*Exercise requirements*
Reproduce the material from the line that has "For every button, label, input, icon, or" through the line that has "part-2-text-end: 。 <box>366 981 380 997</box>", swapping "screenshot" for "image" and keeping everything else the same. Omit the pictures.

*Input data*
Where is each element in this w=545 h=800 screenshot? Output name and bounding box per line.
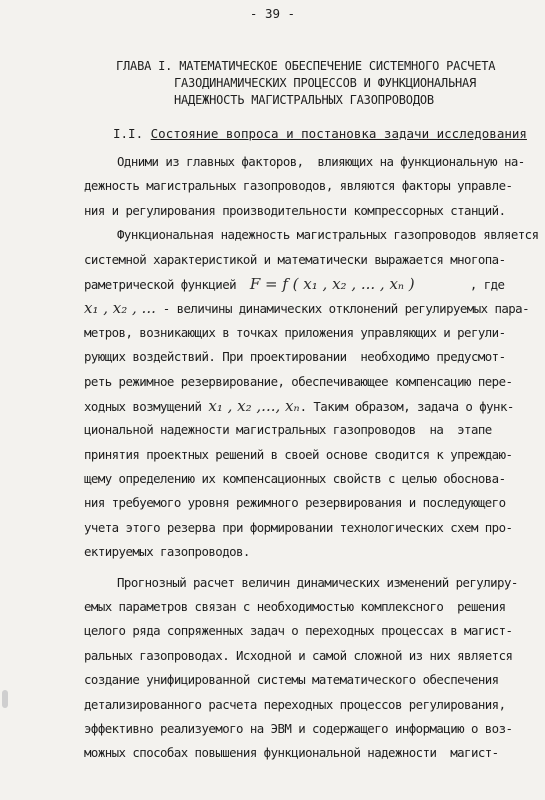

---

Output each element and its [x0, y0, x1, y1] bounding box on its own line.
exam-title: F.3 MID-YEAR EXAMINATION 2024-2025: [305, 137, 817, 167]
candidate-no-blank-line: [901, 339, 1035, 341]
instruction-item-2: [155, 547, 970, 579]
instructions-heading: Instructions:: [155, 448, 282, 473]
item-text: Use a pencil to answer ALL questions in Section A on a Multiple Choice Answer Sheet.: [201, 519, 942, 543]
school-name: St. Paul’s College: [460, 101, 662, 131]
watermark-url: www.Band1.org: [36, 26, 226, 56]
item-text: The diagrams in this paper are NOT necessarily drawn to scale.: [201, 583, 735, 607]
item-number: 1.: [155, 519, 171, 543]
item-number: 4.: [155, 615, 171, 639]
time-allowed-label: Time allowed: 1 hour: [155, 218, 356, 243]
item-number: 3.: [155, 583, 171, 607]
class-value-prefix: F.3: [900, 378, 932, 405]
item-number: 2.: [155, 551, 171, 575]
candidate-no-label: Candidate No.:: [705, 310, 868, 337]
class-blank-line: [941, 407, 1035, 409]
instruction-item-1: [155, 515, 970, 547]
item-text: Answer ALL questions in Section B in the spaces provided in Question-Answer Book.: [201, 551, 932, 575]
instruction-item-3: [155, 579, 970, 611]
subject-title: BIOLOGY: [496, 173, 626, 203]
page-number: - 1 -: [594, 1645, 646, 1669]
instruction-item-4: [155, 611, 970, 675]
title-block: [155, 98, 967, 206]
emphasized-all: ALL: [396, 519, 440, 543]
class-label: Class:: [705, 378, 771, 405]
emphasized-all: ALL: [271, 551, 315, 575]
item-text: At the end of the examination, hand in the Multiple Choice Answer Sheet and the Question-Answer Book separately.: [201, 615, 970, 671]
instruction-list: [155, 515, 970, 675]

* * *

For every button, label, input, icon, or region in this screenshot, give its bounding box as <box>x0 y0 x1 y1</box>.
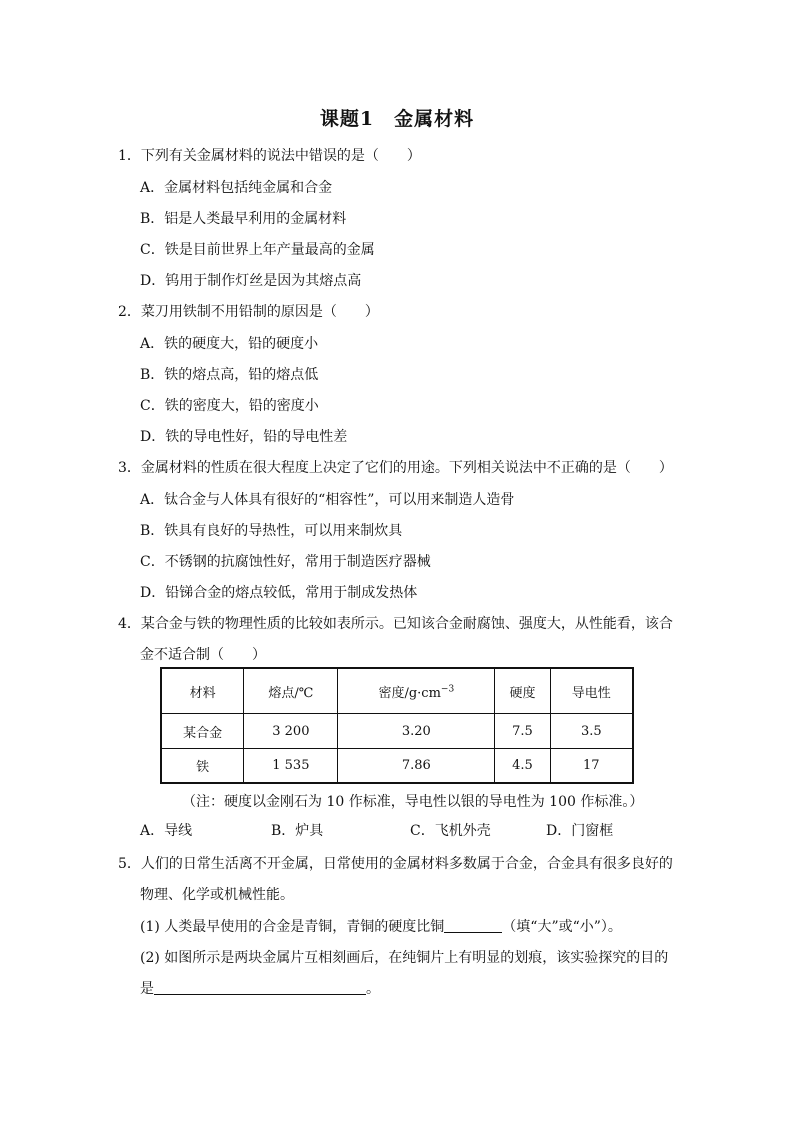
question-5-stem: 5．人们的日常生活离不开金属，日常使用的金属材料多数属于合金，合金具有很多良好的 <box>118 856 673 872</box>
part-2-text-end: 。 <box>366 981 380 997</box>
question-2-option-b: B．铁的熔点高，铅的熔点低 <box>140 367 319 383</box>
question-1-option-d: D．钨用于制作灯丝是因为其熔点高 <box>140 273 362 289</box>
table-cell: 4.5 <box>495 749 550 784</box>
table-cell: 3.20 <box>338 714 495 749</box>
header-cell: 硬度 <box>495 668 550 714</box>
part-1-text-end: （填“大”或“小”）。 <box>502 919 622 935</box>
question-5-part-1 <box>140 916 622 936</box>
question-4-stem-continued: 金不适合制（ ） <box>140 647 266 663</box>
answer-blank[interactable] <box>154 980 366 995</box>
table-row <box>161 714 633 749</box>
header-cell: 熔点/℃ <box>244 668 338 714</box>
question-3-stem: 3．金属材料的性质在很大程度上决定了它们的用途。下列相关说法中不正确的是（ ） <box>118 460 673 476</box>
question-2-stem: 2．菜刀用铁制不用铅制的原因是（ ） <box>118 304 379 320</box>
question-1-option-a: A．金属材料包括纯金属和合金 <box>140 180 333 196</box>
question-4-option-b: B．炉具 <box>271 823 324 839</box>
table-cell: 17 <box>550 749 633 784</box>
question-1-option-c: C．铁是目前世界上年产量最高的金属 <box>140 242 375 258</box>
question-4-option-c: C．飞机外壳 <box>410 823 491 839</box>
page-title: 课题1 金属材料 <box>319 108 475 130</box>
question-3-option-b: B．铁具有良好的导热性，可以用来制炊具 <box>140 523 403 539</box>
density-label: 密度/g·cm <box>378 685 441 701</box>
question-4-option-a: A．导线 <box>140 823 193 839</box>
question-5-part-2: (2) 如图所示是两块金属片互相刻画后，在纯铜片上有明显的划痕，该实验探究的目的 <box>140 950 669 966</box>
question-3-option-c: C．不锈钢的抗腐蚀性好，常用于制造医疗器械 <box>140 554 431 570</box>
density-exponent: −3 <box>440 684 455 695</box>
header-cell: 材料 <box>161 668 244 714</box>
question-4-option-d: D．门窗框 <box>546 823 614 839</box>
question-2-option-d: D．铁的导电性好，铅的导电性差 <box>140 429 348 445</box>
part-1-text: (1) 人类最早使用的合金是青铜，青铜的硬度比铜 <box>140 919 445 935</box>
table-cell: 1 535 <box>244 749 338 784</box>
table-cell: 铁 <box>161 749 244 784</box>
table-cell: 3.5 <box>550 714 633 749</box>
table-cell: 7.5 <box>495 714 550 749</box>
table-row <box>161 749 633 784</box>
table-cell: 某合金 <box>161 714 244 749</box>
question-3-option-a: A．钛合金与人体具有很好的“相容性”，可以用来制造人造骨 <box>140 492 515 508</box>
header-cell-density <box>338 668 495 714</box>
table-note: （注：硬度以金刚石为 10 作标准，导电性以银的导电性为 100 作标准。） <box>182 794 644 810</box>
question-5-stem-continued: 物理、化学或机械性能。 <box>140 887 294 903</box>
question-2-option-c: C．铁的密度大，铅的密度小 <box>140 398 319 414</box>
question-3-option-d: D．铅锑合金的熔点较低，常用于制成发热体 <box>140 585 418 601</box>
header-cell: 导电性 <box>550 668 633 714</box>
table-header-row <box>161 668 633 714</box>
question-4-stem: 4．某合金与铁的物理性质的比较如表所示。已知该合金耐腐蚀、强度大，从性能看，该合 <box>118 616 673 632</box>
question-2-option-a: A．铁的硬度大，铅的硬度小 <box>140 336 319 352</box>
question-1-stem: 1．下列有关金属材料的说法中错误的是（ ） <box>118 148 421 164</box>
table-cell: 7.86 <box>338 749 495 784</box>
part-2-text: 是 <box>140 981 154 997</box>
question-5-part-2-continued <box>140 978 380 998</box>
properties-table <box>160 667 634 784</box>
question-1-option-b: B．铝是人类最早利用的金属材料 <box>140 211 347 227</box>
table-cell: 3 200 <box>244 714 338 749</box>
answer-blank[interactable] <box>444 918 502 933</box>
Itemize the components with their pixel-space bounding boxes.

*Exercise solution*
For every button, label, input, icon, or region in this image, give its bounding box as <box>x0 y0 x1 y1</box>.
question-5-stem: 5．人们的日常生活离不开金属，日常使用的金属材料多数属于合金，合金具有很多良好的 <box>118 856 673 872</box>
part-2-text-end: 。 <box>366 981 380 997</box>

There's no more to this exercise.